**** Source material ****

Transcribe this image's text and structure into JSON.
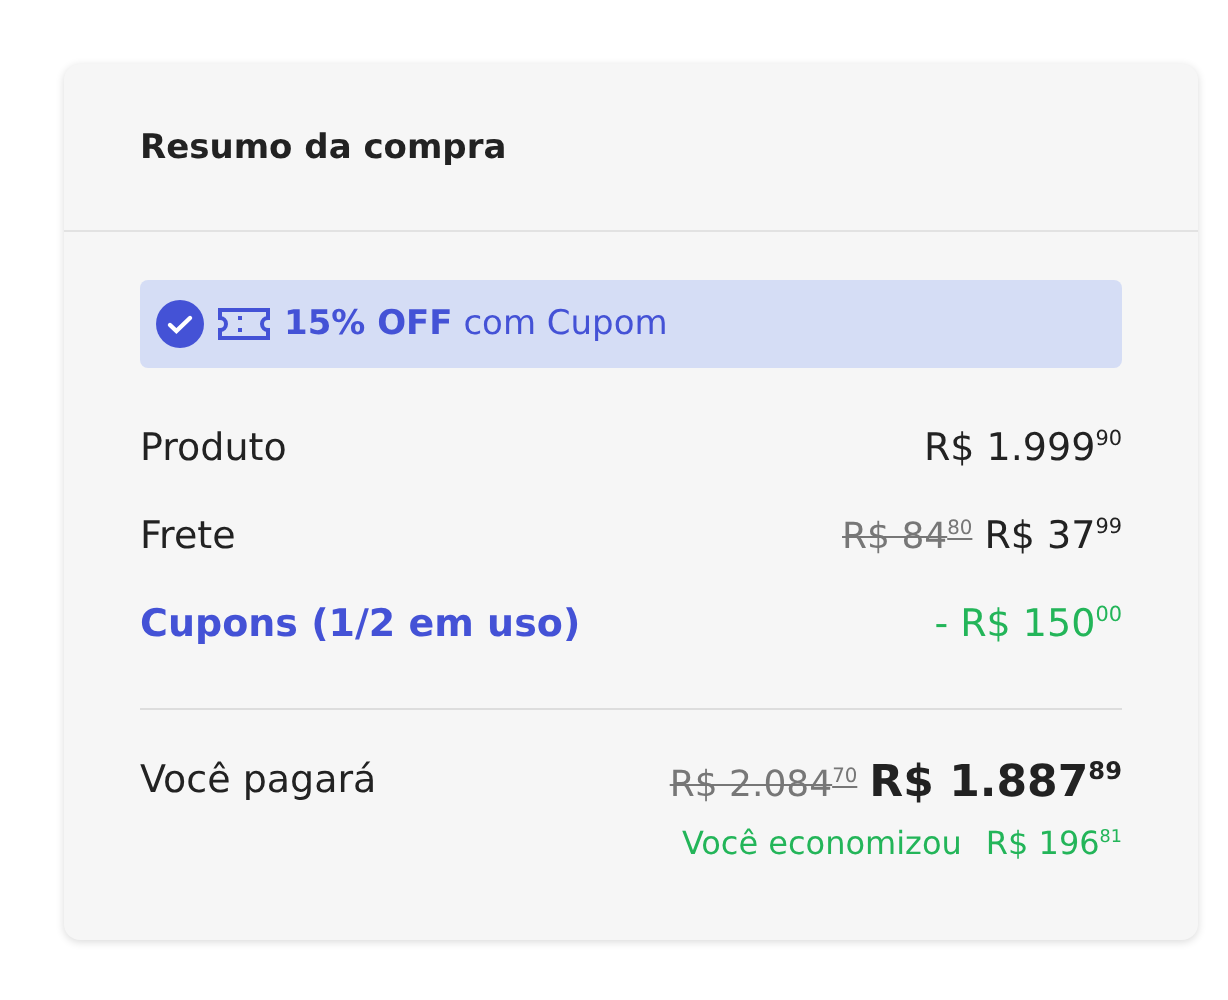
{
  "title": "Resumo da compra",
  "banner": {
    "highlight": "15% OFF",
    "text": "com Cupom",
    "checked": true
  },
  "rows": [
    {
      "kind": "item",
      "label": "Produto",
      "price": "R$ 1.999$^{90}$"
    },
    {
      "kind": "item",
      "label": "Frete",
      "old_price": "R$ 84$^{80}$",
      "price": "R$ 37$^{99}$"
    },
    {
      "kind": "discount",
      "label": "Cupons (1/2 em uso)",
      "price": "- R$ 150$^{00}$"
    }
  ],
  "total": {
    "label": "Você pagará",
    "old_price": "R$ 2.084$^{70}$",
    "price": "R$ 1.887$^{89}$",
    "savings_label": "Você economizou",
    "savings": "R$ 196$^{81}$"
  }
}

****
**** Source material ****

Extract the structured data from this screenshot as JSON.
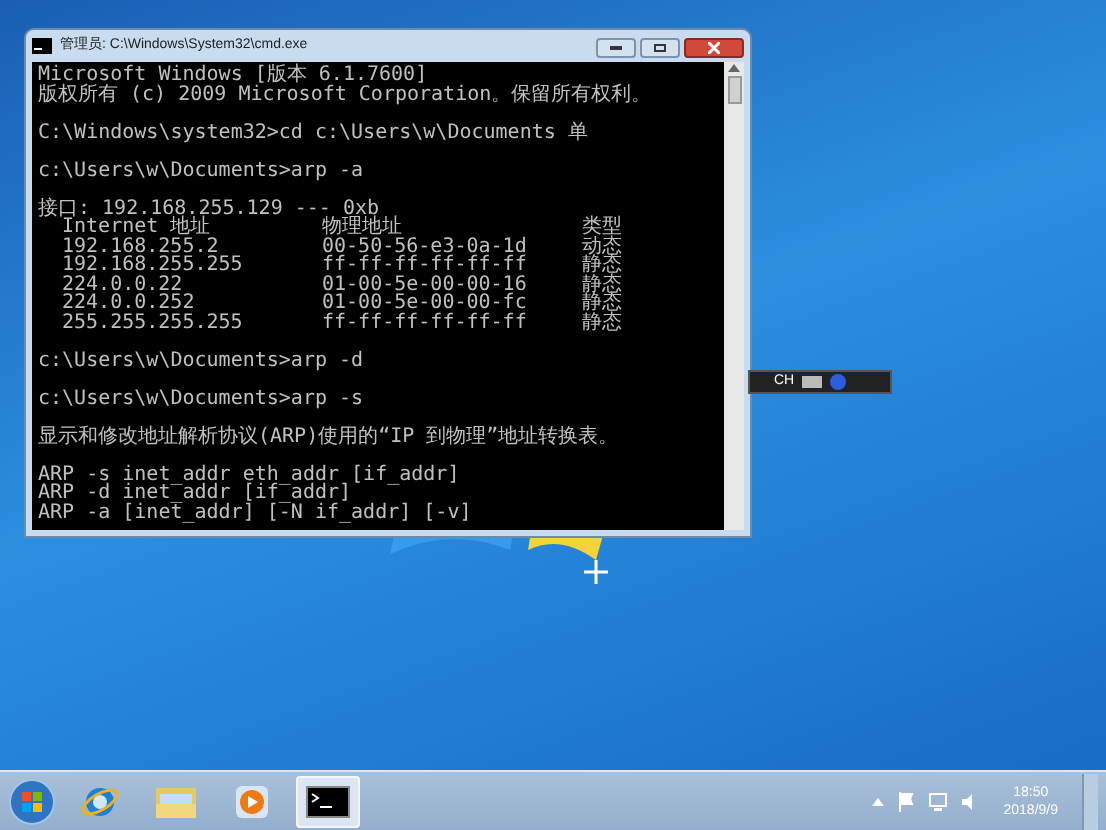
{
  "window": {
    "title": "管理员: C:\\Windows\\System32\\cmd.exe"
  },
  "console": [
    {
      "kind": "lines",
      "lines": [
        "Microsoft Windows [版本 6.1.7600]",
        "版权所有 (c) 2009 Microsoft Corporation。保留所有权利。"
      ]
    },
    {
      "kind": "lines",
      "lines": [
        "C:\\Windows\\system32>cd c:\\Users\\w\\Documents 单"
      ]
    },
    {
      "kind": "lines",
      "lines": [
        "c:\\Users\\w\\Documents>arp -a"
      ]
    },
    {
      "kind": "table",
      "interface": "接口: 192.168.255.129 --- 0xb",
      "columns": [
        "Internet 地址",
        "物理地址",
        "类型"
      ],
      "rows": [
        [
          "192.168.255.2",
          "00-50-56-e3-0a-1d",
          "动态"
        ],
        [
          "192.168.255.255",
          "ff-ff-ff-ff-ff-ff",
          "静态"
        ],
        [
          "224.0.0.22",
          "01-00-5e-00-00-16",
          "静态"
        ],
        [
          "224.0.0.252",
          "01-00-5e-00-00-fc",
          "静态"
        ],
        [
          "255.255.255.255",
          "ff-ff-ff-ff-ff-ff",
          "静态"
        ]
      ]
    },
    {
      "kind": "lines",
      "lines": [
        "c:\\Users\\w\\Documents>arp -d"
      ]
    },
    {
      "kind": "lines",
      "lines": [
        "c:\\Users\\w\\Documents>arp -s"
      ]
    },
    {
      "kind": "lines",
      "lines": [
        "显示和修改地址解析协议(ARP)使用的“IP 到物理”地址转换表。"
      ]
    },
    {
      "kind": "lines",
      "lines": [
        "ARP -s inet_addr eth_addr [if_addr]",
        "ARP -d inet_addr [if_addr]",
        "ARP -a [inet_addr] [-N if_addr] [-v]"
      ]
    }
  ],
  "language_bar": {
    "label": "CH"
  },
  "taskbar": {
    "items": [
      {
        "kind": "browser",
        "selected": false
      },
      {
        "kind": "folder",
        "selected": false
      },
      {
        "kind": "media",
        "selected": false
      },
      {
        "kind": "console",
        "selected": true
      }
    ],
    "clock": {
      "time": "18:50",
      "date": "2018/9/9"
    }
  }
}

****
**** Source material ****

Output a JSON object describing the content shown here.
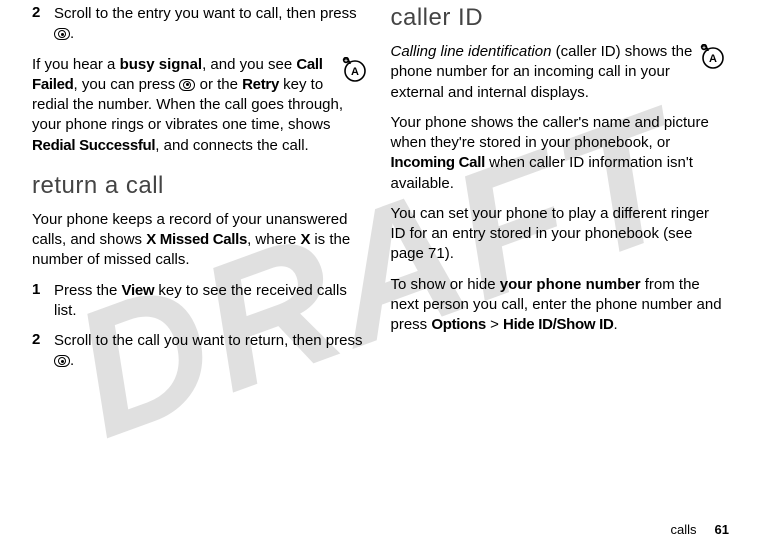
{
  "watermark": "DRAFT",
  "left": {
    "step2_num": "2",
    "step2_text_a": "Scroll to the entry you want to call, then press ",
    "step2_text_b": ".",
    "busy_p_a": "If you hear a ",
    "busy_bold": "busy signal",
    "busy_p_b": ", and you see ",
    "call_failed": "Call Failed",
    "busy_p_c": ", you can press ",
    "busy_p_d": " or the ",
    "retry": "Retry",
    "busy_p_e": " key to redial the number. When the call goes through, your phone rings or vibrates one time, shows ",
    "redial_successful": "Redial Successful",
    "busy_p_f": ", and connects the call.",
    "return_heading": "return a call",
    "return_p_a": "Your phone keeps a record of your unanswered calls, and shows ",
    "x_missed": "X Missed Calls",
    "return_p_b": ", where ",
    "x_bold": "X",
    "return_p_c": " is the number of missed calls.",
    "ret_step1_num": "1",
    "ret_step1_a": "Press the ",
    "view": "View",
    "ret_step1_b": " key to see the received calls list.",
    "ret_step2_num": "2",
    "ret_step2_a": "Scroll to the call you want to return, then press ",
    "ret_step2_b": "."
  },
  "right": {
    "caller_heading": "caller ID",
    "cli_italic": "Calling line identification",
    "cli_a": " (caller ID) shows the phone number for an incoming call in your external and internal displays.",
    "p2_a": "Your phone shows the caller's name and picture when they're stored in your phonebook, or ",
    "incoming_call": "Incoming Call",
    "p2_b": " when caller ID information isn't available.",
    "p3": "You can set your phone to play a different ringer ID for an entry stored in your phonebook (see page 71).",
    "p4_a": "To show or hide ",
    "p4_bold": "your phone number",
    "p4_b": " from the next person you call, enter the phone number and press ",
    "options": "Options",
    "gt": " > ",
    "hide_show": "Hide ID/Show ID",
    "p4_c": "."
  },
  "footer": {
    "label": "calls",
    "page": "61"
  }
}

****

**Work to be completed**
Wherever a line in the data above holds "time", copy that line.

**Solved problem**
      "time": "18:50",
    "busy_p_e": " key to redial the number. When the call goes through, your phone rings or vibrates one time, shows ",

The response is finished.